------ Data rows

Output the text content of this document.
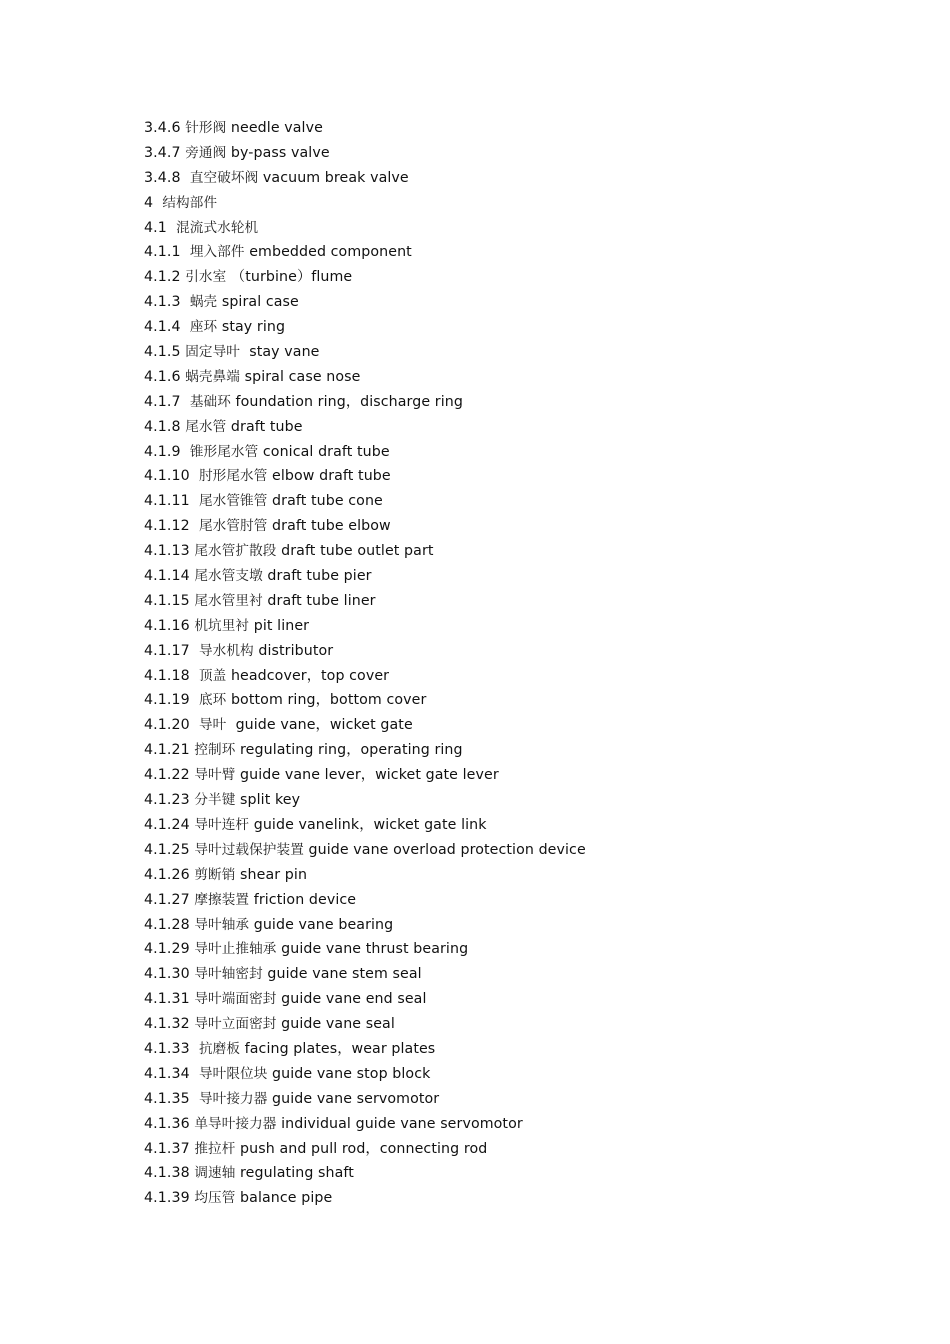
3.4.6 针形阀 needle valve
3.4.7 旁通阀 by-pass valve
3.4.8  直空破坏阀 vacuum break valve
4  结构部件
4.1  混流式水轮机
4.1.1  埋入部件 embedded component
4.1.2 引水室 （turbine）flume
4.1.3  蜗壳 spiral case
4.1.4  座环 stay ring
4.1.5 固定导叶  stay vane
4.1.6 蜗壳鼻端 spiral case nose
4.1.7  基础环 foundation ring，discharge ring
4.1.8 尾水管 draft tube
4.1.9  锥形尾水管 conical draft tube
4.1.10  肘形尾水管 elbow draft tube
4.1.11  尾水管锥管 draft tube cone
4.1.12  尾水管肘管 draft tube elbow
4.1.13 尾水管扩散段 draft tube outlet part
4.1.14 尾水管支墩 draft tube pier
4.1.15 尾水管里衬 draft tube liner
4.1.16 机坑里衬 pit liner
4.1.17  导水机构 distributor
4.1.18  顶盖 headcover，top cover
4.1.19  底环 bottom ring，bottom cover
4.1.20  导叶  guide vane，wicket gate
4.1.21 控制环 regulating ring，operating ring
4.1.22 导叶臂 guide vane lever，wicket gate lever
4.1.23 分半键 split key
4.1.24 导叶连杆 guide vanelink，wicket gate link
4.1.25 导叶过载保护装置 guide vane overload protection device
4.1.26 剪断销 shear pin
4.1.27 摩擦装置 friction device
4.1.28 导叶轴承 guide vane bearing
4.1.29 导叶止推轴承 guide vane thrust bearing
4.1.30 导叶轴密封 guide vane stem seal
4.1.31 导叶端面密封 guide vane end seal
4.1.32 导叶立面密封 guide vane seal
4.1.33  抗磨板 facing plates，wear plates
4.1.34  导叶限位块 guide vane stop block
4.1.35  导叶接力器 guide vane servomotor
4.1.36 单导叶接力器 individual guide vane servomotor
4.1.37 推拉杆 push and pull rod，connecting rod
4.1.38 调速轴 regulating shaft
4.1.39 均压管 balance pipe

------------

The request ▸
Pull out all lines from the entries above in which the word "elbow" appears.

Reply ▸
4.1.10  肘形尾水管 elbow draft tube
4.1.12  尾水管肘管 draft tube elbow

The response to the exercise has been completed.